Exercise aim
Every line from the one with "Parse this screenshot: output" through the final line must be written out exactly, and no other line; omit the pictures.

Given data
════════
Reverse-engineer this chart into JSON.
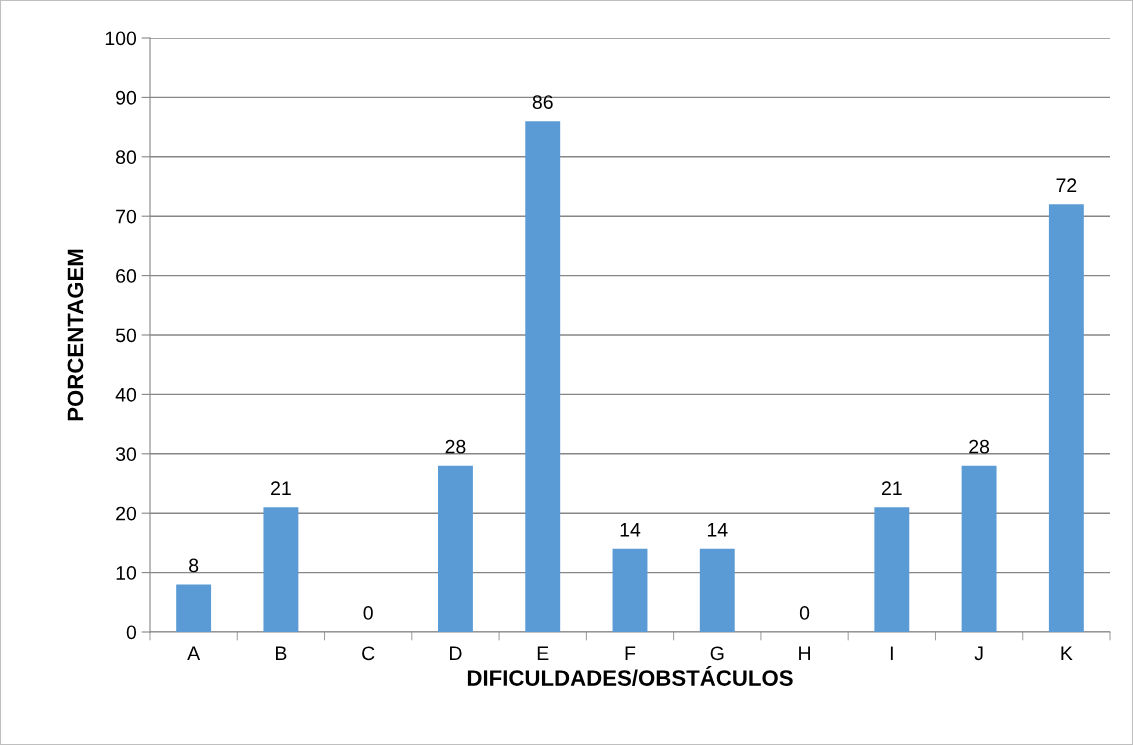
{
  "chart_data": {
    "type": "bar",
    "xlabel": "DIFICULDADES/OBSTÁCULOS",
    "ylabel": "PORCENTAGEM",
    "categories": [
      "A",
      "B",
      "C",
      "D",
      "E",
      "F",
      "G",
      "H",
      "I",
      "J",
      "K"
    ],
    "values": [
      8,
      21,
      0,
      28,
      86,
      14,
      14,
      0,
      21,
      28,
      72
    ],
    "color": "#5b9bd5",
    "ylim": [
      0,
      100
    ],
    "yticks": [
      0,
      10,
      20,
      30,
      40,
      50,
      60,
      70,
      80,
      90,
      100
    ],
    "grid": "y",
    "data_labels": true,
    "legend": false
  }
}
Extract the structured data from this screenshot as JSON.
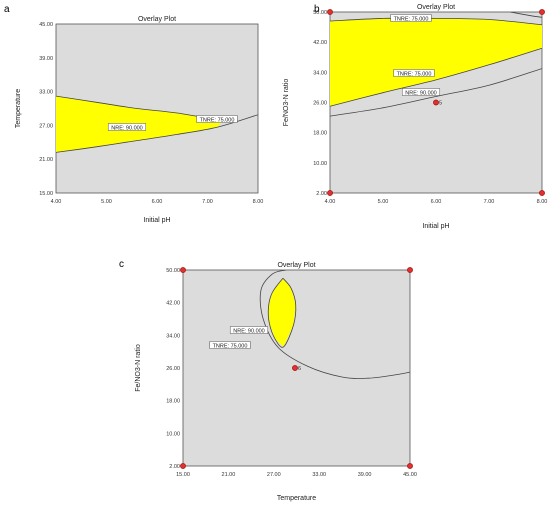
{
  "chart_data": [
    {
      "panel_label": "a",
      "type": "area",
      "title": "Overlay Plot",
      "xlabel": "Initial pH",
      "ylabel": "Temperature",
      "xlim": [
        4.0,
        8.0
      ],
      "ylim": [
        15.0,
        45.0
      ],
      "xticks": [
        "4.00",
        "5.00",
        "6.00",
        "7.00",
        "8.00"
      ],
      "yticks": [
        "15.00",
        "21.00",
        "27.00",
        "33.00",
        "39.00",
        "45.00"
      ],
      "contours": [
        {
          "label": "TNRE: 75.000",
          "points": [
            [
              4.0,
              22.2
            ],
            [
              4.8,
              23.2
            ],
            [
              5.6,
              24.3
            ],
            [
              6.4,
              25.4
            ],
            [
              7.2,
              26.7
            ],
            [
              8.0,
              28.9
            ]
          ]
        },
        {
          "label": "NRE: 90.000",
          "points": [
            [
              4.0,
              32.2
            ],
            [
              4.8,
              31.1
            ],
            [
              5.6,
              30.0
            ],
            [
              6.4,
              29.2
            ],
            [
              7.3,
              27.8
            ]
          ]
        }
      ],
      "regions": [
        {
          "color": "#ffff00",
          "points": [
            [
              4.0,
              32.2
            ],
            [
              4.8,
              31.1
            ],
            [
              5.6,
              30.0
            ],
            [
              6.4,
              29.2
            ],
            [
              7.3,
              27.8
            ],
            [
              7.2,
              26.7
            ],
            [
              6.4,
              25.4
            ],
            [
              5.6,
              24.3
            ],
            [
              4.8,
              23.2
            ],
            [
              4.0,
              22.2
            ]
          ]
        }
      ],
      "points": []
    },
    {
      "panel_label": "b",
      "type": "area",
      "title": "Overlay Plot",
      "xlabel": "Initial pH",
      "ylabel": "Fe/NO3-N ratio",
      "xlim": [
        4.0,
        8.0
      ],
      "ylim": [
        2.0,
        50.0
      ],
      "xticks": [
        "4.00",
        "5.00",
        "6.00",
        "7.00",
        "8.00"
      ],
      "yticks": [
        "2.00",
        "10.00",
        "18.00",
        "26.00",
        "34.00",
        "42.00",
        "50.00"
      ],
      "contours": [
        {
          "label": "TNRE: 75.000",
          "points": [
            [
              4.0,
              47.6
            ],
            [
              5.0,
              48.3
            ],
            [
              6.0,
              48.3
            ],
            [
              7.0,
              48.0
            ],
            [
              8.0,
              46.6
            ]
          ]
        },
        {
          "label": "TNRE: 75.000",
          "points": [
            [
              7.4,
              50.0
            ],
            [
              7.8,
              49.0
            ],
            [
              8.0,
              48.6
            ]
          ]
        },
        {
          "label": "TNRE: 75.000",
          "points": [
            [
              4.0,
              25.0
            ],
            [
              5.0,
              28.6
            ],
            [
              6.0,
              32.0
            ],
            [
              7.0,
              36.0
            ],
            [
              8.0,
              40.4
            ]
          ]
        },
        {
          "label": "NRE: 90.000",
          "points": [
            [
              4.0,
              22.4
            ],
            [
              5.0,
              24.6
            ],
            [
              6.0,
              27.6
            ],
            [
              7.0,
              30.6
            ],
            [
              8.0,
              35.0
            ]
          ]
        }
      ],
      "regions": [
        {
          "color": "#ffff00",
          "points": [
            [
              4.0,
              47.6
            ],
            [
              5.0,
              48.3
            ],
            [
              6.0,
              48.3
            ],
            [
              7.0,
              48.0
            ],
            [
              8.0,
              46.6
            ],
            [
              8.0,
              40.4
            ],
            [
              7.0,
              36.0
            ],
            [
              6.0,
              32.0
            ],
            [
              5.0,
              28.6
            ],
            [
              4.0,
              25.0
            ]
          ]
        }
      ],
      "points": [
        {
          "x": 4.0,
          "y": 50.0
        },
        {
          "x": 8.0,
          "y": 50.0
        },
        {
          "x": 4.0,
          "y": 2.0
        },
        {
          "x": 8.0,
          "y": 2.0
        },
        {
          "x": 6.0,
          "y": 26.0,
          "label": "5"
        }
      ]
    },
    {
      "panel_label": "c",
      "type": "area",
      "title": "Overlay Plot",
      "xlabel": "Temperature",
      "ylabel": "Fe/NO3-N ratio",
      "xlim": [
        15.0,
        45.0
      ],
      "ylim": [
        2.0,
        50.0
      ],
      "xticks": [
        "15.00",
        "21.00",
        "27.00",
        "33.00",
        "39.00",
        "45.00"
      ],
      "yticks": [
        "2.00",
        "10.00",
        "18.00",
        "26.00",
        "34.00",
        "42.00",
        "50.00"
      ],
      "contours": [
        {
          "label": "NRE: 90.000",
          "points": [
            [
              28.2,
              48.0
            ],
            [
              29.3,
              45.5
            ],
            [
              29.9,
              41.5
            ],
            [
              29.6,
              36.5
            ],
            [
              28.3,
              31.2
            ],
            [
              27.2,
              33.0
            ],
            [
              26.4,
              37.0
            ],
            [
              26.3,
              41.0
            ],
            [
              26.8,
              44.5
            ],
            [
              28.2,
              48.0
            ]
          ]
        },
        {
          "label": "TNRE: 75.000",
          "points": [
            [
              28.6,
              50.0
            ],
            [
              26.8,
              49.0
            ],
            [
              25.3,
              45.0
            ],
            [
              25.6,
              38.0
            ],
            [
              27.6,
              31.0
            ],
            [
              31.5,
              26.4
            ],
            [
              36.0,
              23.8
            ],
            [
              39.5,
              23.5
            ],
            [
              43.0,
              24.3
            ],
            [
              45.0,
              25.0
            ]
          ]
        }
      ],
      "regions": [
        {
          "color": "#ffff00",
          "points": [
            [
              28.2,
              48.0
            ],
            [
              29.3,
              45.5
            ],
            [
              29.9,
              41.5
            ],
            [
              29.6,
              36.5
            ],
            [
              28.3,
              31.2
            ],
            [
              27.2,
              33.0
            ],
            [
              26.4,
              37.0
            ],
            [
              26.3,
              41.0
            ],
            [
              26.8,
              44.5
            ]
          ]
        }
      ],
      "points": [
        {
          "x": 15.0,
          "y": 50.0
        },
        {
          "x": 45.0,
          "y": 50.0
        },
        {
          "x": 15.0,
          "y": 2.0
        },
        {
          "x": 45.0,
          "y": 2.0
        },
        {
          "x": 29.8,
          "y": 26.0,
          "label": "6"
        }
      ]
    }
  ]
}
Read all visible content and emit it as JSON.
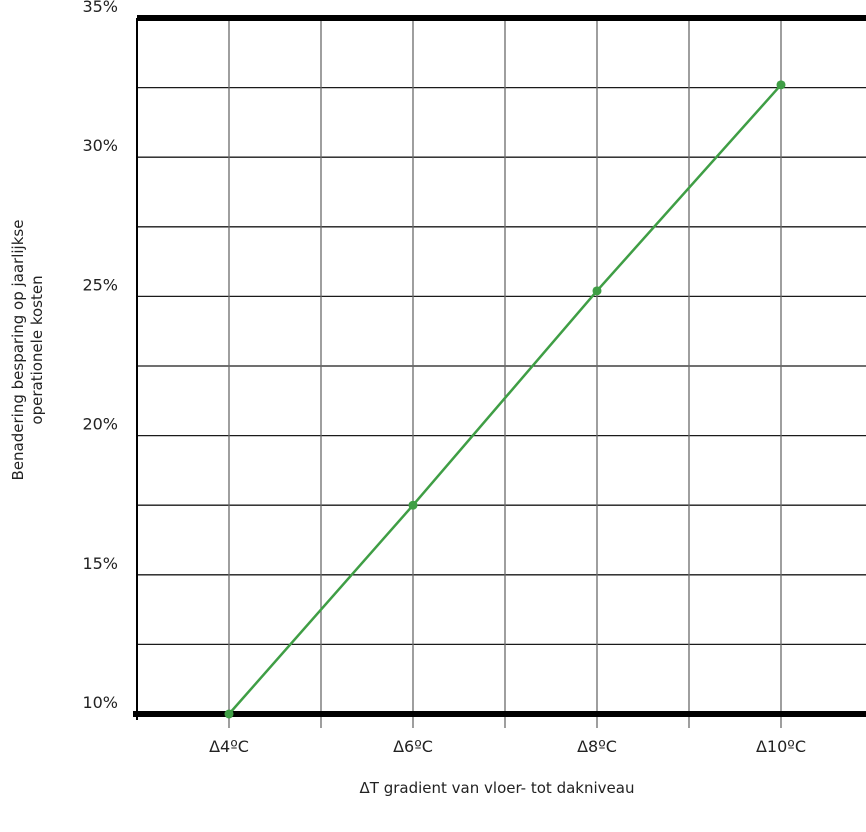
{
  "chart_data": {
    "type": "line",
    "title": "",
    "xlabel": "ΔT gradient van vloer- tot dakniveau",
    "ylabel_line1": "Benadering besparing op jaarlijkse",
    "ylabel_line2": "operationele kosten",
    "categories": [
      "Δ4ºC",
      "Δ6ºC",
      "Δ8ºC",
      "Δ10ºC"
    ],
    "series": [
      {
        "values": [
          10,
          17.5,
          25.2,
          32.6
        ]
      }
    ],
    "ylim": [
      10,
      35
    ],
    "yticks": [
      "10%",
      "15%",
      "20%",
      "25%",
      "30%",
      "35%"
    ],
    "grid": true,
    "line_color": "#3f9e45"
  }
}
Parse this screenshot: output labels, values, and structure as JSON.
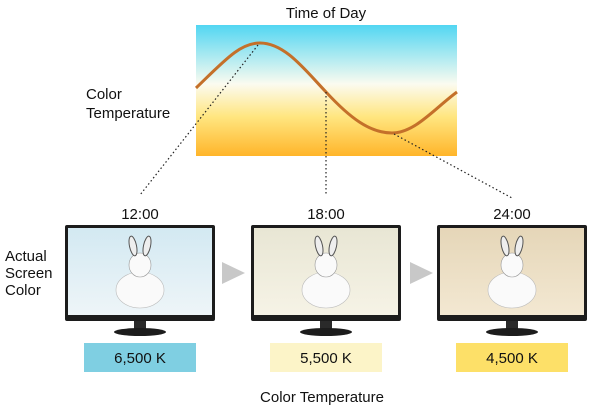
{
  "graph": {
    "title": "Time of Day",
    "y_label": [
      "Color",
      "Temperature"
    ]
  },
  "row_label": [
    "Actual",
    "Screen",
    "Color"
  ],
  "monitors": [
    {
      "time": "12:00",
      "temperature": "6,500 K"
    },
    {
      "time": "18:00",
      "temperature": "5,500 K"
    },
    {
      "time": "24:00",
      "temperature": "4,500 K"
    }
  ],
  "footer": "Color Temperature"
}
════════
Final result
Parse this screenshot: output labels, values, and structure as JSON.
{
  "graph": {
    "title": "Time of Day",
    "y_label": [
      "Color",
      "Temperature"
    ]
  },
  "row_label": [
    "Actual",
    "Screen",
    "Color"
  ],
  "monitors": [
    {
      "time": "12:00",
      "temperature": "6,500 K"
    },
    {
      "time": "18:00",
      "temperature": "5,500 K"
    },
    {
      "time": "24:00",
      "temperature": "4,500 K"
    }
  ],
  "footer": "Color Temperature"
}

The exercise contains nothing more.